■ **TEXTAUSZUG**
══════════
Januar

Freitag 1ten
Ich beginne mein Jahr mit Kopfschmerzen, ich schreibe in dieses Buch ein und besorge Geschäfte, dazu einige Briefe und Ordnung der Räume, um mein Jahr gut einzuleiten. - Kartenaustausch mit den hiesigen Bekannten. R. hat seine Nöte mit den Herrn Voltz und Batz. - Sehr seltsam ist es mir, daß er nach dem Thema des Scherzos seiner Symphonie sucht, während ich nun gerade mich um diese verlorene Symphonie zu seinem Geburtstag umsehe. - Abends lesen wir den Schluß von der anscheinenden Absichtlichkeit in dem Schicksal des einzelnen, und »Was einer ist«[1]. (Ankunft meiner Perlen, von R. geschenkt.)
Sonnabend 2ten
R. hatte allerlei üble Träume; er bereitet seine Orchesterzusammenstellung. Sehr viel Not mit Batz, welcher sich durchaus als Schelm entpuppt und dabei einen ganz festen Kontrakt hat!... R. geht spazieren und trifft wieder auf ein armes Bauernweib, welchem er ein großes Almosen gibt und mit welchem er sich unterhält. Brief von Frau Schott, die Wagner-Lotterie hat 6000 Mark eingebracht. - Abends in Schopenhauer gelesen, »Was einer ist, hat, vorstellt«.[2] - Am Morgen lange Zeit auf dem Eis mit den Kindern.
Sonntag 3ten
R. sehr gequält durch seine Flechten an den Fingern. - Sehr hübscher Brief von Dr. Standhartner, mit dem Gebot, bei ihnen abzusteigen. R. mißmutig, sehnsüchtig nach Produktivität. Gegen Mittag schon treffe ich ihn an, wie er über der Ouvertüre sinnt. Ich bleibe zu Haus, er geht aus, ich seit Neujahr mit Zahnschmerzen heimgesucht. Abends einige Besuche; F moll Sonate, und wiederum aus den 33 Variationen!
Montag 4ten
Böse Zahnschmerzen. - Hübscher Brief von der Lucca, auch von Kmeister Klughardt. - R. liest mir aus dem Buche von Gfrörer, die Definition von der Gottesvorstellung bei den verschiedenen Völkern, welche wirklich vortrefflich ist. - Die Zahnschmerzen plagen mich so, daß ich zu Gewaltmitteln, Blutegeln, Kelosal u.s.w. greife.
Dienstag 5ten
Den ganzen Tag mit großen Kopfschmerzen zu Bett zugebracht, viel Heiterkeit darüber, daß ich das erste Opfer von Schopenhauer als Erzieher bin; er empfiehlt nämlich 2 Stunden jeden Tag auszugehen, was ich am kalten Tage getan, in Folge dessen ich nun leide. - R. hatte den Brief eines Küfermeisters aus Deidesheim, welcher ihn ersucht, Pate bei seinem Kinde sein zu wollen (er heißt Wagner).*(* Brief dieser Seite beigelegt, s. Anm.[3]) Herbeck für Wien und Niemann für Berlin ersuchen um Tristan und Isolde, R. will es letzterem gewähren unter [der] Bedingung, den Proben beizuwohnen, Ersterem verwehren.
══════════
■ **AUFTRAG**
Schreibe aus dem Tagebuchauszug die Stelle ab, die mit den Worten „Sonnabend 2ten“ beginnt und nach „mit den Kindern.“ endet. Die Auflistung steht in keinem Zusammenhang mit dem Tagebuchauszug.

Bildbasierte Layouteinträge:
══════════
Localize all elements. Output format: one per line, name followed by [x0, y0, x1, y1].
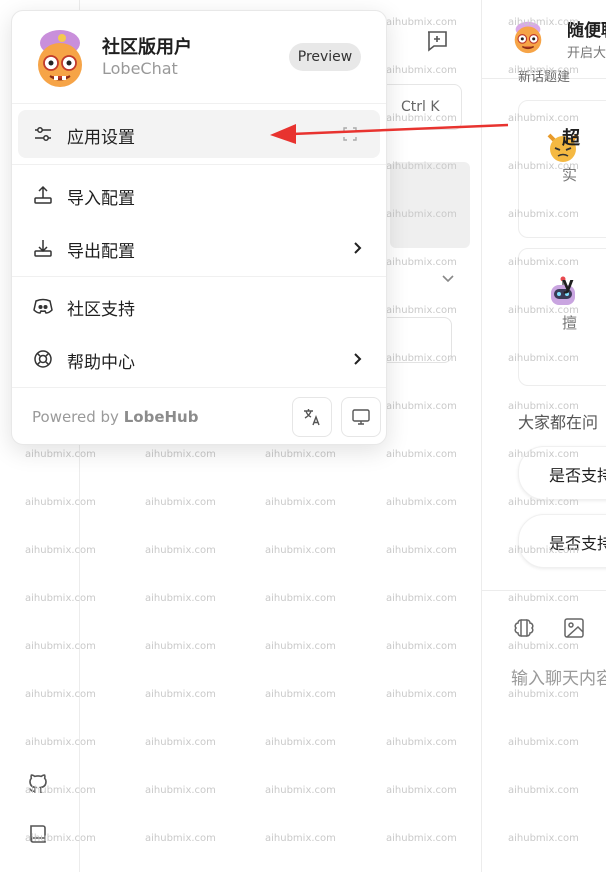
- menu-item-app-settings[interactable]: 应用设置: [18, 110, 380, 158]
- chat-title: 随便聊: [567, 21, 606, 41]
- preview-badge: Preview: [289, 43, 361, 71]
- lifebuoy-icon: [32, 348, 54, 370]
- menu-item-help-center[interactable]: 帮助中心: [18, 335, 380, 383]
- menu-item-label: 帮助中心: [67, 353, 135, 373]
- powered-prefix: Powered by: [32, 408, 119, 426]
- book-icon[interactable]: [26, 822, 50, 846]
- card-title: 超: [562, 128, 580, 149]
- chat-panel: 随便聊 开启大 新话题建 超 实 y 擅 大家都在问 是否支持 是否支持 输入聊…: [481, 0, 606, 872]
- menu-item-label: 应用设置: [67, 128, 135, 148]
- chat-subtitle: 开启大: [567, 46, 606, 61]
- expand-icon: [342, 126, 358, 142]
- github-icon[interactable]: [26, 772, 50, 796]
- user-subtitle: LobeChat: [102, 59, 178, 78]
- user-name: 社区版用户: [102, 37, 192, 58]
- question-text: 是否支持: [549, 534, 606, 553]
- export-icon: [32, 237, 54, 259]
- user-menu-popover: 社区版用户 LobeChat Preview 应用设置 导入配置 导出配置 社区…: [11, 10, 387, 445]
- divider: [12, 164, 386, 165]
- divider: [482, 590, 606, 591]
- menu-item-label: 社区支持: [67, 300, 135, 320]
- discord-icon: [32, 295, 54, 317]
- question-chip[interactable]: 是否支持: [518, 446, 606, 500]
- question-text: 是否支持: [549, 466, 606, 485]
- brain-icon[interactable]: [512, 616, 536, 640]
- divider: [12, 103, 386, 104]
- menu-item-community[interactable]: 社区支持: [18, 282, 380, 330]
- import-icon: [32, 184, 54, 206]
- chevron-down-icon[interactable]: [440, 270, 456, 286]
- translate-icon: [304, 409, 320, 426]
- language-button[interactable]: [292, 397, 332, 437]
- questions-heading: 大家都在问: [518, 413, 599, 432]
- menu-item-export[interactable]: 导出配置: [18, 224, 380, 272]
- section-heading: 新话题建: [518, 70, 571, 85]
- divider: [12, 276, 386, 277]
- session-item-selected[interactable]: [390, 162, 470, 248]
- menu-item-label: 导出配置: [67, 242, 135, 262]
- sliders-icon: [32, 123, 54, 145]
- monitor-icon: [352, 409, 370, 425]
- powered-brand: LobeHub: [123, 408, 199, 426]
- new-chat-icon[interactable]: [424, 28, 450, 54]
- theme-button[interactable]: [341, 397, 381, 437]
- card-subtitle: 实: [562, 166, 578, 184]
- divider: [12, 387, 386, 388]
- menu-item-label: 导入配置: [67, 189, 135, 209]
- chevron-right-icon: [348, 350, 366, 368]
- card-title: y: [562, 274, 574, 295]
- chat-input-placeholder[interactable]: 输入聊天内容: [511, 664, 606, 689]
- card-subtitle: 擅: [562, 314, 578, 332]
- assistant-avatar: [509, 18, 547, 56]
- chevron-right-icon: [348, 239, 366, 257]
- user-avatar: [32, 29, 88, 93]
- powered-by: Powered by LobeHub: [32, 408, 198, 426]
- question-chip[interactable]: 是否支持: [518, 514, 606, 568]
- shortcut-hint: Ctrl K: [401, 99, 440, 115]
- menu-item-import[interactable]: 导入配置: [18, 171, 380, 219]
- image-icon[interactable]: [562, 616, 586, 640]
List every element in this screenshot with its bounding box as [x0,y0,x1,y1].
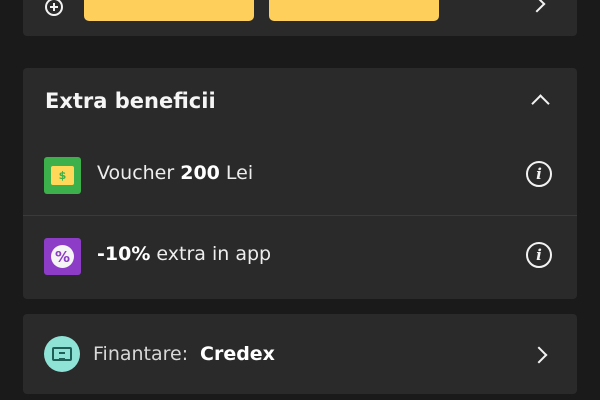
voucher-amount: 200 [180,162,220,184]
credex-icon [44,336,80,372]
chevron-up-icon[interactable] [531,94,550,113]
discount-icon: % [44,238,81,275]
benefit-voucher-row: $ Voucher 200 Lei i [23,135,577,215]
voucher-text: Voucher 200 Lei [97,162,254,184]
financing-card[interactable]: Finantare: Credex [23,314,577,394]
section-title: Extra beneficii [45,89,216,113]
financing-label: Finantare: [93,343,189,365]
chevron-right-icon[interactable] [530,346,548,364]
ticket-icon: $ [51,166,74,185]
discount-amount: -10% [97,243,151,265]
chip-extra-garantie[interactable]: Extra Garantie [84,0,254,21]
add-circle-icon[interactable] [45,0,63,16]
banknote-icon [52,347,72,361]
warranty-card[interactable]: Extra Garantie Mobile Protect [23,0,577,36]
benefit-discount-row: % -10% extra in app i [23,216,577,296]
info-icon[interactable]: i [526,242,552,268]
financing-provider: Credex [200,343,275,365]
voucher-icon: $ [44,157,81,194]
info-icon[interactable]: i [526,161,552,187]
discount-text: -10% extra in app [97,243,272,265]
chevron-right-icon[interactable] [528,0,546,13]
chip-mobile-protect[interactable]: Mobile Protect [269,0,439,21]
percent-icon: % [51,245,74,268]
extra-benefits-card: Extra beneficii $ Voucher 200 Lei i % -1… [23,68,577,299]
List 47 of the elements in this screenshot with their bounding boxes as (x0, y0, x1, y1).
══════════
■ **MUSTERLÖSUNG**
Sonnabend 2ten
R. hatte allerlei üble Träume; er bereitet seine Orchesterzusammenstellung. Sehr viel Not mit Batz, welcher sich durchaus als Schelm entpuppt und dabei einen ganz festen Kontrakt hat!... R. geht spazieren und trifft wieder auf ein armes Bauernweib, welchem er ein großes Almosen gibt und mit welchem er sich unterhält. Brief von Frau Schott, die Wagner-Lotterie hat 6000 Mark eingebracht. - Abends in Schopenhauer gelesen, »Was einer ist, hat, vorstellt«.[2] - Am Morgen lange Zeit auf dem Eis mit den Kindern.